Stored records
┄┄┄┄┄┄┄┄┄┄

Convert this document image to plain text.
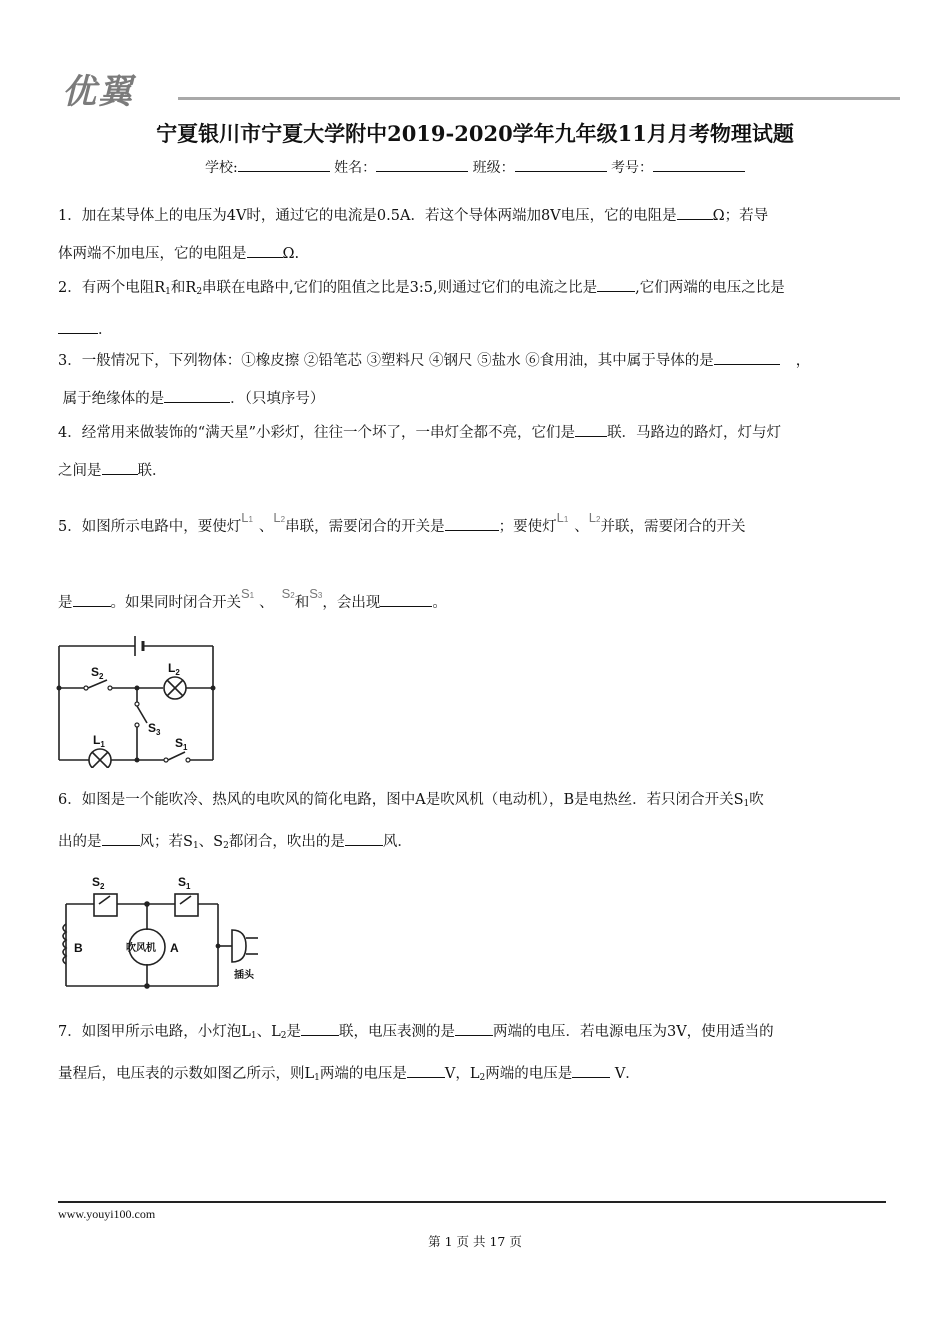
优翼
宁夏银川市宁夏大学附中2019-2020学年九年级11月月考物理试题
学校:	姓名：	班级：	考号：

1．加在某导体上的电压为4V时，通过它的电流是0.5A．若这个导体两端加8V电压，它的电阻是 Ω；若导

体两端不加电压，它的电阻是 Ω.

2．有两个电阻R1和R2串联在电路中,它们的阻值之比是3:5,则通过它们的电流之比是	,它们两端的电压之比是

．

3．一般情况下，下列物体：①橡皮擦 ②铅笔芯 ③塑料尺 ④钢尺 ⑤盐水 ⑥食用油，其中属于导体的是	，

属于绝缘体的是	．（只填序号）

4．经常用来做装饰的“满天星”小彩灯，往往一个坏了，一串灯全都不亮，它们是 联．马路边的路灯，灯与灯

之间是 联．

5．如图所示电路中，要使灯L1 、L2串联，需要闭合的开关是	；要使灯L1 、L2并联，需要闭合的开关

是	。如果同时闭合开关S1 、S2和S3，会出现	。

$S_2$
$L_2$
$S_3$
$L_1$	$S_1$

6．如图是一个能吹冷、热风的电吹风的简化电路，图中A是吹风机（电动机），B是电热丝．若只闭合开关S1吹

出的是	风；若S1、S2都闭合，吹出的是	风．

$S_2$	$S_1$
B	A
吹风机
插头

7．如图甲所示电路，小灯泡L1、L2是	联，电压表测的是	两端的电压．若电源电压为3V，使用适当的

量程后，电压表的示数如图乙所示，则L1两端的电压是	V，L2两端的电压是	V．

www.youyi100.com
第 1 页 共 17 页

┄┄┄┄┄┄┄┄┄┄

* [What is being asked]
Pick out the lines that include the word "它的电阻是" and write them out.

* [Exercise response]
1．加在某导体上的电压为4V时，通过它的电流是0.5A．若这个导体两端加8V电压，它的电阻是 Ω；若导
体两端不加电压，它的电阻是 Ω.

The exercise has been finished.